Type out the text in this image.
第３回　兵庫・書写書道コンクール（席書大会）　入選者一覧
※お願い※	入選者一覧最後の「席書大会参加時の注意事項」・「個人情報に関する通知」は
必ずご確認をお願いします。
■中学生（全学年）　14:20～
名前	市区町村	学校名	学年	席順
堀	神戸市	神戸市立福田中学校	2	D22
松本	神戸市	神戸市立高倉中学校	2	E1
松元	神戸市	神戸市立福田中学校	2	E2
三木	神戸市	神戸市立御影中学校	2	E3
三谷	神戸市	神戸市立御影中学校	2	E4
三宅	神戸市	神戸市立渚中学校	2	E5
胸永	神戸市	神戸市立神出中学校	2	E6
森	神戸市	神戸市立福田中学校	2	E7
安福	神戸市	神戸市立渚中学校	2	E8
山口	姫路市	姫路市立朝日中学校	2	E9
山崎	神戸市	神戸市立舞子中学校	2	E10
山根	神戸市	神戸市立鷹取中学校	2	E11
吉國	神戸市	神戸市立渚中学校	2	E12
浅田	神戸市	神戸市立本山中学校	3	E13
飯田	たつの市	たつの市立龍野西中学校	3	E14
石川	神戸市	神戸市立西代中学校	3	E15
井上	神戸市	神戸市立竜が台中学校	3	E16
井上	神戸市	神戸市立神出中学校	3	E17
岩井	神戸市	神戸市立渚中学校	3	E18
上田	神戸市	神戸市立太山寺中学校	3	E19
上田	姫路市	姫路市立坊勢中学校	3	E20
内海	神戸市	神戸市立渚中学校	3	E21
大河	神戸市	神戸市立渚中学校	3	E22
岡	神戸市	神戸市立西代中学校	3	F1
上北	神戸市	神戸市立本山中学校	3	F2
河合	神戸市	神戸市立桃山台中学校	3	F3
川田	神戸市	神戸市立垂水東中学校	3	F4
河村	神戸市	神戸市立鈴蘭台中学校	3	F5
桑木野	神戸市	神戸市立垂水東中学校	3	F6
****************************************
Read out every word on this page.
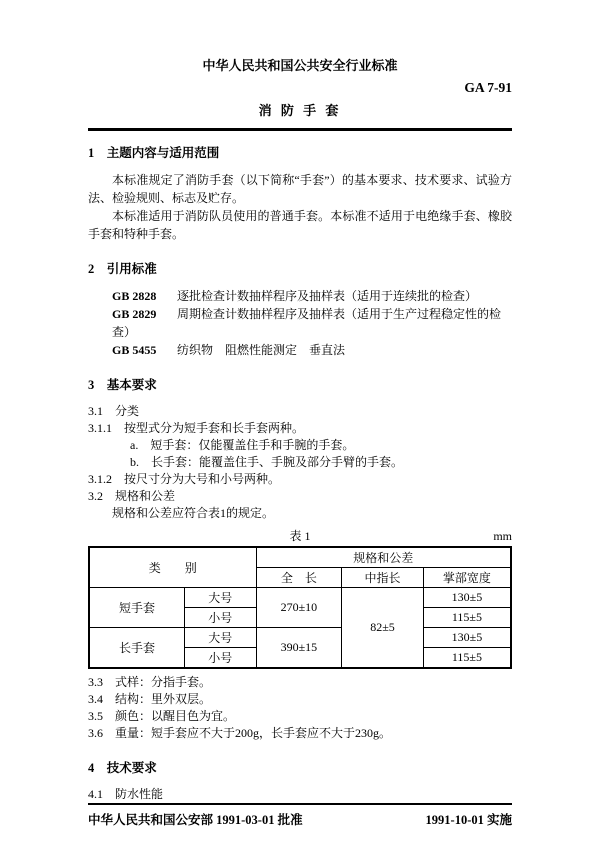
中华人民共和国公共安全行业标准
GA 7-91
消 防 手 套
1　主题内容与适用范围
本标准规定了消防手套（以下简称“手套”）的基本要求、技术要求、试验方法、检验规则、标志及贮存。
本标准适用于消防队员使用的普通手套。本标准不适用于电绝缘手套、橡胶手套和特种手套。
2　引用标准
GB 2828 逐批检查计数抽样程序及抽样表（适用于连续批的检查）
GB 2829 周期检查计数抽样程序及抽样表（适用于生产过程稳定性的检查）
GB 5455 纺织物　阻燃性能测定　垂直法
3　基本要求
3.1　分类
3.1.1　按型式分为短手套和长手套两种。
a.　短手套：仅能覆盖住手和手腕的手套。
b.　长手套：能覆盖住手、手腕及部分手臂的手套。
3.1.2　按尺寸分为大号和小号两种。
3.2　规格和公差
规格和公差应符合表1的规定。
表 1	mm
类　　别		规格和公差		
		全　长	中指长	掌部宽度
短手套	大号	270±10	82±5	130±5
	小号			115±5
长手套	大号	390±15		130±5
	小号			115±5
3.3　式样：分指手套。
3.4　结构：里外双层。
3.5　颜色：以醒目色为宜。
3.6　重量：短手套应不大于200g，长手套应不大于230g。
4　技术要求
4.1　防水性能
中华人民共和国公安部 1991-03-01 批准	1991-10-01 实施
****************************************
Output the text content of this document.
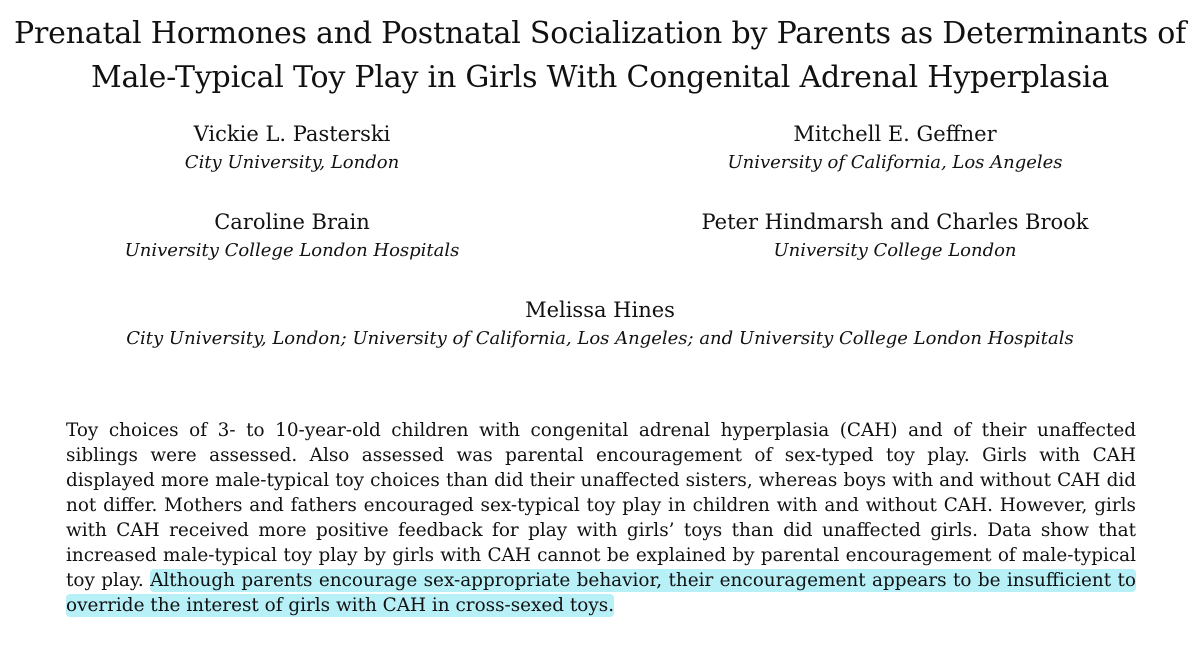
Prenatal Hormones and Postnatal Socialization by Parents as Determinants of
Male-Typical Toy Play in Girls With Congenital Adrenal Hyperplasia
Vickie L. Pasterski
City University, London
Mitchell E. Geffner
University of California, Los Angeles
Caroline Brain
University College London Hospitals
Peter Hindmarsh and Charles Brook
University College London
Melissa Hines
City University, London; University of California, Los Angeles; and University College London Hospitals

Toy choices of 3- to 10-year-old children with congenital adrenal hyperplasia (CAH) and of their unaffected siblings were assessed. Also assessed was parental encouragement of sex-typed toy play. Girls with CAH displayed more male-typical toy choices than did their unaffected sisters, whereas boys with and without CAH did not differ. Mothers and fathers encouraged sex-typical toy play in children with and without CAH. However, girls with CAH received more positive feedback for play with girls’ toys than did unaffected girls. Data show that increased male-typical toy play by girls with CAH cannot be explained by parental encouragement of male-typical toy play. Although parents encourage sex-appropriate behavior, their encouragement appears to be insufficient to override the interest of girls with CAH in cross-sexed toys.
****************************************
■ Exercise details ■
Identify the lines in the entries that hold "Girls" and return each one.

■ Answer for this exercise ■
Male-Typical Toy Play in Girls With Congenital Adrenal Hyperplasia
Toy choices of 3- to 10-year-old children with congenital adrenal hyperplasia (CAH) and of their unaffected siblings were assessed. Also assessed was parental encouragement of sex-typed toy play. Girls with CAH displayed more male-typical toy choices than did their unaffected sisters, whereas boys with and without CAH did not differ. Mothers and fathers encouraged sex-typical toy play in children with and without CAH. However, girls with CAH received more positive feedback for play with girls’ toys than did unaffected girls. Data show that increased male-typical toy play by girls with CAH cannot be explained by parental encouragement of male-typical toy play. Although parents encourage sex-appropriate behavior, their encouragement appears to be insufficient to override the interest of girls with CAH in cross-sexed toys.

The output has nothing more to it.